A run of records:
++++++++
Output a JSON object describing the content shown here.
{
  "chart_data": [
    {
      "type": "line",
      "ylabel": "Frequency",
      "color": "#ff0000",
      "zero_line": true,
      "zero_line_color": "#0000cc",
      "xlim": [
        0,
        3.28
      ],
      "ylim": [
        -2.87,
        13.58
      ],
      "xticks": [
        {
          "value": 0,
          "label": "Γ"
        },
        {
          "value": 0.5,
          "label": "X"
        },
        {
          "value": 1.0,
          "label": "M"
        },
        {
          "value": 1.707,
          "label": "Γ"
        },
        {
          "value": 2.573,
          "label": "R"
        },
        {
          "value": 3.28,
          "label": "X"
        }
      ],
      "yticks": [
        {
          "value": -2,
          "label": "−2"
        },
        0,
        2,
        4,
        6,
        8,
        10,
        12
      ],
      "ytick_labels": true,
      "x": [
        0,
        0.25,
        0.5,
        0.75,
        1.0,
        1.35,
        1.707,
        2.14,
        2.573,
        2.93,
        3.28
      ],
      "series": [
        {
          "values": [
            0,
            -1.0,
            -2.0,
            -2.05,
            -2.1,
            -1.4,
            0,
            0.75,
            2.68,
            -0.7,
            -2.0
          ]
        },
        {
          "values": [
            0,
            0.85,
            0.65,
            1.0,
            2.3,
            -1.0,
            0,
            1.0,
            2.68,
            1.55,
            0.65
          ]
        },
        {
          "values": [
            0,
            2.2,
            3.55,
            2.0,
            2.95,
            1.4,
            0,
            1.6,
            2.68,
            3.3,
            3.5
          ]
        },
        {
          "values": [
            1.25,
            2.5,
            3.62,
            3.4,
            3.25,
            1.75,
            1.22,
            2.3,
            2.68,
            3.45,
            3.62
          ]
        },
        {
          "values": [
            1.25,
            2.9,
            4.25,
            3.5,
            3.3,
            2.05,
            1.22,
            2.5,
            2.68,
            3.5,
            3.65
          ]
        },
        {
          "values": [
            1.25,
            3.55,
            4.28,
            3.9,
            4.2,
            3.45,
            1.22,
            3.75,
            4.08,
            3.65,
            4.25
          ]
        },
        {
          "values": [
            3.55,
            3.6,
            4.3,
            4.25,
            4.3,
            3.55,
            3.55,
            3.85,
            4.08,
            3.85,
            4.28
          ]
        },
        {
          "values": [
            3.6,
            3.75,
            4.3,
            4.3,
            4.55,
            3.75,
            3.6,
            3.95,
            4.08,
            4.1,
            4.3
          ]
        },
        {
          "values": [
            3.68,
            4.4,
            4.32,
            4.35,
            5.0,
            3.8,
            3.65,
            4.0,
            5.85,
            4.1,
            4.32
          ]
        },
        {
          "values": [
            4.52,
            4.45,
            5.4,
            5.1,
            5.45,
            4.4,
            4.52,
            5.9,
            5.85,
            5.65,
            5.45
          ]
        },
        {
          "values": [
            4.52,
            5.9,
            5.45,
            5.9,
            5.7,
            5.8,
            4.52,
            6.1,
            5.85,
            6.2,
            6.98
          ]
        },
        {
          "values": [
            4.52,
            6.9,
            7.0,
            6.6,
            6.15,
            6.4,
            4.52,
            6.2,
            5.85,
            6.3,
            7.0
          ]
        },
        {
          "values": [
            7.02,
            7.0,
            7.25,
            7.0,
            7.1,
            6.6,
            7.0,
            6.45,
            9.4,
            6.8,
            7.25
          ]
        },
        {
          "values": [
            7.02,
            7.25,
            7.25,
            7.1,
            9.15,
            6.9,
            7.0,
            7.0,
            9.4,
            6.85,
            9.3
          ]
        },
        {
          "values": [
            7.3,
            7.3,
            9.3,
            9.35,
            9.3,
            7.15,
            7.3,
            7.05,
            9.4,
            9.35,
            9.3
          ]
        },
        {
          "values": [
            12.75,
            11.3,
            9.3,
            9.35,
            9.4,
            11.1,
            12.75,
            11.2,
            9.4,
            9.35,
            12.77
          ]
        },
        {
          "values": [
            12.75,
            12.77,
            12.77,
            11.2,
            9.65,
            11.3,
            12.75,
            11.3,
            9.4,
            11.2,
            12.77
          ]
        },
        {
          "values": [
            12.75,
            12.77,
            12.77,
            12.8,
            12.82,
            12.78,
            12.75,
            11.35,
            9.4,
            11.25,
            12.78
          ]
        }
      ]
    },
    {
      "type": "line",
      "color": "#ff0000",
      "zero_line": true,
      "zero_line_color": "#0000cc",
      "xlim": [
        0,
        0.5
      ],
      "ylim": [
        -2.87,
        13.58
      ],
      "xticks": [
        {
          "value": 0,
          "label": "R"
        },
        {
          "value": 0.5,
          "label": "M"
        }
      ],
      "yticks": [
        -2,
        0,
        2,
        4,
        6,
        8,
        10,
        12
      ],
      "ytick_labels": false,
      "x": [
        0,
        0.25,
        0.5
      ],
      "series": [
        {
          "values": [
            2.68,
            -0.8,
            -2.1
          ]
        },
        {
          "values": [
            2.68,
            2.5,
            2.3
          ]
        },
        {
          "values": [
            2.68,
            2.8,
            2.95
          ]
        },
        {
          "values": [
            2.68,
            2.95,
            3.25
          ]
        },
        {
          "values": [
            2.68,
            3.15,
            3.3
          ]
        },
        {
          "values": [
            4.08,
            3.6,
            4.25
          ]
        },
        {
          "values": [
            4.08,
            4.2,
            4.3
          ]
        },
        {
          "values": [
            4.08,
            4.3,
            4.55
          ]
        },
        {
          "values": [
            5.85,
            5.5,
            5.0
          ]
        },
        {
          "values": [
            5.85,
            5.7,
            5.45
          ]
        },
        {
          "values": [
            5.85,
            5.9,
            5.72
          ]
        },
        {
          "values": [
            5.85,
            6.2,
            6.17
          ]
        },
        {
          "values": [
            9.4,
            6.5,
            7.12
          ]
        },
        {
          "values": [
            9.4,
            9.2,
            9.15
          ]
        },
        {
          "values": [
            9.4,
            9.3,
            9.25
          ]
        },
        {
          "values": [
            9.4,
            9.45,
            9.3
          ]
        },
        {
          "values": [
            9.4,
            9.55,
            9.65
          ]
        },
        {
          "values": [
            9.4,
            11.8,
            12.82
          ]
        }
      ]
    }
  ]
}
++++++++
**TASK REQUIREMENTS**.
Reproduce the material above exactly; please quote every line of it.

**ANSWER BELOW**.
Output a JSON object describing the content shown here.
{
  "chart_data": [
    {
      "type": "line",
      "ylabel": "Frequency",
      "color": "#ff0000",
      "zero_line": true,
      "zero_line_color": "#0000cc",
      "xlim": [
        0,
        3.28
      ],
      "ylim": [
        -2.87,
        13.58
      ],
      "xticks": [
        {
          "value": 0,
          "label": "Γ"
        },
        {
          "value": 0.5,
          "label": "X"
        },
        {
          "value": 1.0,
          "label": "M"
        },
        {
          "value": 1.707,
          "label": "Γ"
        },
        {
          "value": 2.573,
          "label": "R"
        },
        {
          "value": 3.28,
          "label": "X"
        }
      ],
      "yticks": [
        {
          "value": -2,
          "label": "−2"
        },
        0,
        2,
        4,
        6,
        8,
        10,
        12
      ],
      "ytick_labels": true,
      "x": [
        0,
        0.25,
        0.5,
        0.75,
        1.0,
        1.35,
        1.707,
        2.14,
        2.573,
        2.93,
        3.28
      ],
      "series": [
        {
          "values": [
            0,
            -1.0,
            -2.0,
            -2.05,
            -2.1,
            -1.4,
            0,
            0.75,
            2.68,
            -0.7,
            -2.0
          ]
        },
        {
          "values": [
            0,
            0.85,
            0.65,
            1.0,
            2.3,
            -1.0,
            0,
            1.0,
            2.68,
            1.55,
            0.65
          ]
        },
        {
          "values": [
            0,
            2.2,
            3.55,
            2.0,
            2.95,
            1.4,
            0,
            1.6,
            2.68,
            3.3,
            3.5
          ]
        },
        {
          "values": [
            1.25,
            2.5,
            3.62,
            3.4,
            3.25,
            1.75,
            1.22,
            2.3,
            2.68,
            3.45,
            3.62
          ]
        },
        {
          "values": [
            1.25,
            2.9,
            4.25,
            3.5,
            3.3,
            2.05,
            1.22,
            2.5,
            2.68,
            3.5,
            3.65
          ]
        },
        {
          "values": [
            1.25,
            3.55,
            4.28,
            3.9,
            4.2,
            3.45,
            1.22,
            3.75,
            4.08,
            3.65,
            4.25
          ]
        },
        {
          "values": [
            3.55,
            3.6,
            4.3,
            4.25,
            4.3,
            3.55,
            3.55,
            3.85,
            4.08,
            3.85,
            4.28
          ]
        },
        {
          "values": [
            3.6,
            3.75,
            4.3,
            4.3,
            4.55,
            3.75,
            3.6,
            3.95,
            4.08,
            4.1,
            4.3
          ]
        },
        {
          "values": [
            3.68,
            4.4,
            4.32,
            4.35,
            5.0,
            3.8,
            3.65,
            4.0,
            5.85,
            4.1,
            4.32
          ]
        },
        {
          "values": [
            4.52,
            4.45,
            5.4,
            5.1,
            5.45,
            4.4,
            4.52,
            5.9,
            5.85,
            5.65,
            5.45
          ]
        },
        {
          "values": [
            4.52,
            5.9,
            5.45,
            5.9,
            5.7,
            5.8,
            4.52,
            6.1,
            5.85,
            6.2,
            6.98
          ]
        },
        {
          "values": [
            4.52,
            6.9,
            7.0,
            6.6,
            6.15,
            6.4,
            4.52,
            6.2,
            5.85,
            6.3,
            7.0
          ]
        },
        {
          "values": [
            7.02,
            7.0,
            7.25,
            7.0,
            7.1,
            6.6,
            7.0,
            6.45,
            9.4,
            6.8,
            7.25
          ]
        },
        {
          "values": [
            7.02,
            7.25,
            7.25,
            7.1,
            9.15,
            6.9,
            7.0,
            7.0,
            9.4,
            6.85,
            9.3
          ]
        },
        {
          "values": [
            7.3,
            7.3,
            9.3,
            9.35,
            9.3,
            7.15,
            7.3,
            7.05,
            9.4,
            9.35,
            9.3
          ]
        },
        {
          "values": [
            12.75,
            11.3,
            9.3,
            9.35,
            9.4,
            11.1,
            12.75,
            11.2,
            9.4,
            9.35,
            12.77
          ]
        },
        {
          "values": [
            12.75,
            12.77,
            12.77,
            11.2,
            9.65,
            11.3,
            12.75,
            11.3,
            9.4,
            11.2,
            12.77
          ]
        },
        {
          "values": [
            12.75,
            12.77,
            12.77,
            12.8,
            12.82,
            12.78,
            12.75,
            11.35,
            9.4,
            11.25,
            12.78
          ]
        }
      ]
    },
    {
      "type": "line",
      "color": "#ff0000",
      "zero_line": true,
      "zero_line_color": "#0000cc",
      "xlim": [
        0,
        0.5
      ],
      "ylim": [
        -2.87,
        13.58
      ],
      "xticks": [
        {
          "value": 0,
          "label": "R"
        },
        {
          "value": 0.5,
          "label": "M"
        }
      ],
      "yticks": [
        -2,
        0,
        2,
        4,
        6,
        8,
        10,
        12
      ],
      "ytick_labels": false,
      "x": [
        0,
        0.25,
        0.5
      ],
      "series": [
        {
          "values": [
            2.68,
            -0.8,
            -2.1
          ]
        },
        {
          "values": [
            2.68,
            2.5,
            2.3
          ]
        },
        {
          "values": [
            2.68,
            2.8,
            2.95
          ]
        },
        {
          "values": [
            2.68,
            2.95,
            3.25
          ]
        },
        {
          "values": [
            2.68,
            3.15,
            3.3
          ]
        },
        {
          "values": [
            4.08,
            3.6,
            4.25
          ]
        },
        {
          "values": [
            4.08,
            4.2,
            4.3
          ]
        },
        {
          "values": [
            4.08,
            4.3,
            4.55
          ]
        },
        {
          "values": [
            5.85,
            5.5,
            5.0
          ]
        },
        {
          "values": [
            5.85,
            5.7,
            5.45
          ]
        },
        {
          "values": [
            5.85,
            5.9,
            5.72
          ]
        },
        {
          "values": [
            5.85,
            6.2,
            6.17
          ]
        },
        {
          "values": [
            9.4,
            6.5,
            7.12
          ]
        },
        {
          "values": [
            9.4,
            9.2,
            9.15
          ]
        },
        {
          "values": [
            9.4,
            9.3,
            9.25
          ]
        },
        {
          "values": [
            9.4,
            9.45,
            9.3
          ]
        },
        {
          "values": [
            9.4,
            9.55,
            9.65
          ]
        },
        {
          "values": [
            9.4,
            11.8,
            12.82
          ]
        }
      ]
    }
  ]
}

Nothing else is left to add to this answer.